[start]

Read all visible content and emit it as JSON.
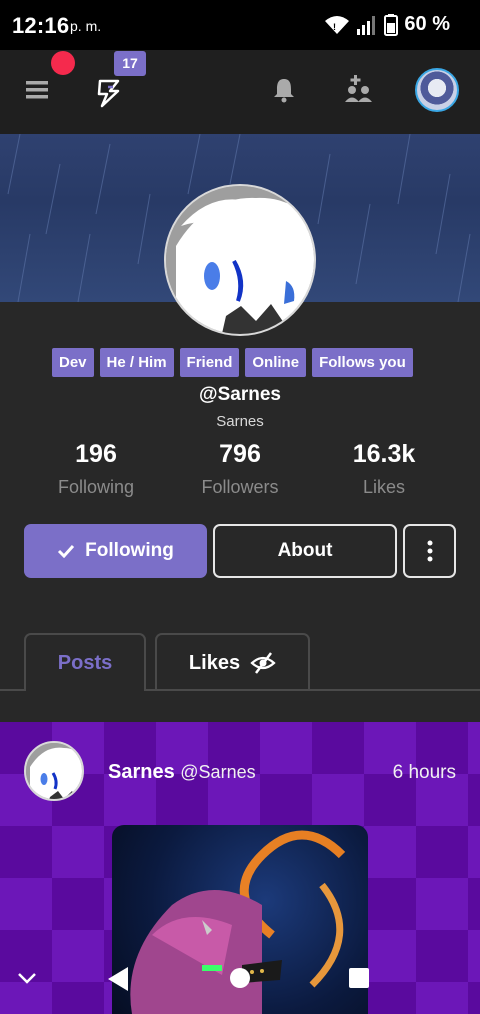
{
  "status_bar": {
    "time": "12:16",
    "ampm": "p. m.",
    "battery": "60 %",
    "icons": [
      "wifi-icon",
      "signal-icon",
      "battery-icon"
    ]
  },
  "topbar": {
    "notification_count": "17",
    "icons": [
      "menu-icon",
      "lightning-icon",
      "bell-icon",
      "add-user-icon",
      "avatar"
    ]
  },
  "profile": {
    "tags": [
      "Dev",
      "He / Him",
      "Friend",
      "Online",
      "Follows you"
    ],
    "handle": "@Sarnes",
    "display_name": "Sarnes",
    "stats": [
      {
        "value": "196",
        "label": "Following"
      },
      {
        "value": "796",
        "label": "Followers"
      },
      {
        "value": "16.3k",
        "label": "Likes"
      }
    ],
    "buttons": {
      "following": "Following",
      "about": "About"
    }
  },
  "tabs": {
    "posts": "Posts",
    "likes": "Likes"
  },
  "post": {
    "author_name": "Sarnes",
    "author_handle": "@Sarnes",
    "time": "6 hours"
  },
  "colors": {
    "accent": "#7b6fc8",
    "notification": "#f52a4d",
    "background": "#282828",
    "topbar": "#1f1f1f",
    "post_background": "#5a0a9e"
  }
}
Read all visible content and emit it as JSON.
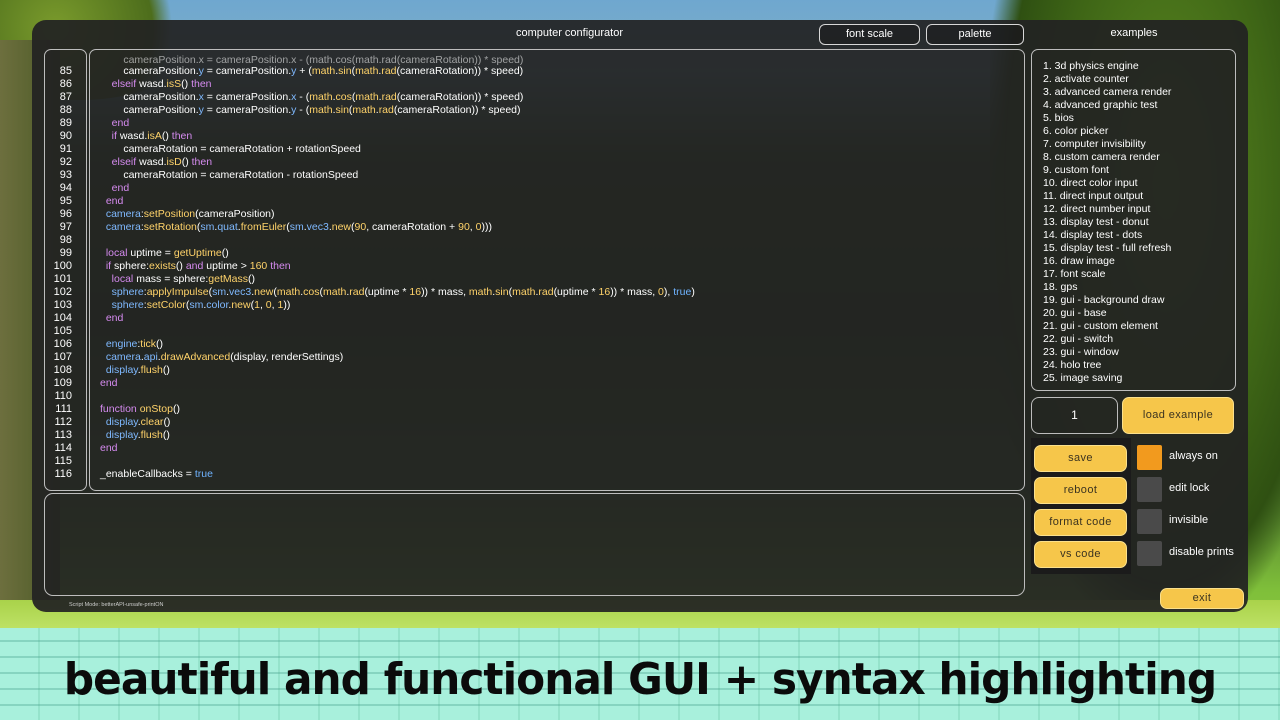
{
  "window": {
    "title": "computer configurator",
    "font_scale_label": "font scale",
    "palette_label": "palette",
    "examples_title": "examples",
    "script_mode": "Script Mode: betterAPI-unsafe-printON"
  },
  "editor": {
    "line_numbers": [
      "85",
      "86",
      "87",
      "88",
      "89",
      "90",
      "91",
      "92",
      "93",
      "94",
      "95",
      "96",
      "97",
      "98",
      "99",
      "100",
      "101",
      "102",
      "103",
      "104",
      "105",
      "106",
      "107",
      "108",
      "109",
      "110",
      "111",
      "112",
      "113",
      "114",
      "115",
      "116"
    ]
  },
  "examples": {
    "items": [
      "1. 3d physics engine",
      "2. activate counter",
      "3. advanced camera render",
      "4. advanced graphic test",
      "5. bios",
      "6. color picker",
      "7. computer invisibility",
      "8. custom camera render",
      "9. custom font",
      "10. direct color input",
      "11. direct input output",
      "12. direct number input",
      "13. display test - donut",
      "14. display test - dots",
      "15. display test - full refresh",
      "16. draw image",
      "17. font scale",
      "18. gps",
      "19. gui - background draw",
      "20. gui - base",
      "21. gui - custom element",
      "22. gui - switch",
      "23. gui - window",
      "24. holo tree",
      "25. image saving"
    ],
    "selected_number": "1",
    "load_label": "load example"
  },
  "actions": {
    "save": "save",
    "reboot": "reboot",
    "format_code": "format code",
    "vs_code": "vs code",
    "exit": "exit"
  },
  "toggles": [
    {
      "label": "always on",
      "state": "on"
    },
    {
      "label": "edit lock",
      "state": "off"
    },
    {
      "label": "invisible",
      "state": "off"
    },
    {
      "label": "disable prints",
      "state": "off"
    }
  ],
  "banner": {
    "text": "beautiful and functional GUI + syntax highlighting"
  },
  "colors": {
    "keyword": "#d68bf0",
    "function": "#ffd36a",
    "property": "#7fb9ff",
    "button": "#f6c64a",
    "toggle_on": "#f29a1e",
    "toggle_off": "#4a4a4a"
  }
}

[end]
[start]

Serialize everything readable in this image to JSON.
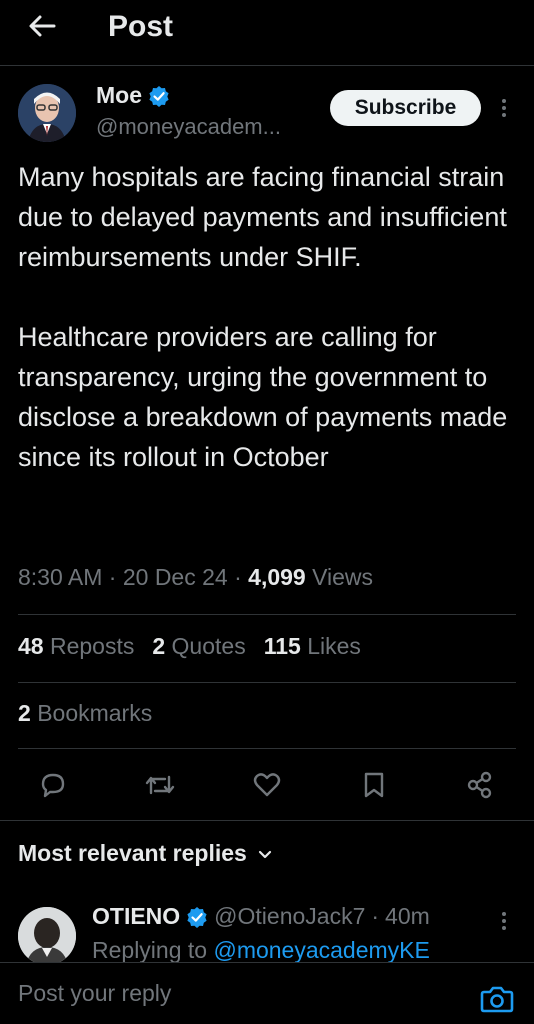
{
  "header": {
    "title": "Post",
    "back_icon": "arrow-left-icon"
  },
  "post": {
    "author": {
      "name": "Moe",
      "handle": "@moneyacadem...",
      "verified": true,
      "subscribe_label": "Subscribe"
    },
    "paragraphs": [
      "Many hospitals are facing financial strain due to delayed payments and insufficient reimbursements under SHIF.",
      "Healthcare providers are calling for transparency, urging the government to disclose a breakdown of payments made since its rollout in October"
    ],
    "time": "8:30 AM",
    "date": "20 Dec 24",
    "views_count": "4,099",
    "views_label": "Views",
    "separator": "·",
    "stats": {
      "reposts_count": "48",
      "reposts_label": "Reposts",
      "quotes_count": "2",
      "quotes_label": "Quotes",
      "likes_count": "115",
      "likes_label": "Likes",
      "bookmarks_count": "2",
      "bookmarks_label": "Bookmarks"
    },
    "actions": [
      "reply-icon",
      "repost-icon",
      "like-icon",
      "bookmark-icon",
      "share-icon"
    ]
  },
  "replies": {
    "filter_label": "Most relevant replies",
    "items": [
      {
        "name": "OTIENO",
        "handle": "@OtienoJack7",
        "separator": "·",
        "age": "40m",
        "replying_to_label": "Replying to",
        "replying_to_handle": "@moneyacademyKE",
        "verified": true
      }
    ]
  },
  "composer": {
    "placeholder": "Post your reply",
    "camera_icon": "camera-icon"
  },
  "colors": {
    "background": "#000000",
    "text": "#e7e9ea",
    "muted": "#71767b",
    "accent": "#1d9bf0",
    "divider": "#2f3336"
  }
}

[end]

Of the lines in the data, how many hold the string "test"? State the number, nothing else.

4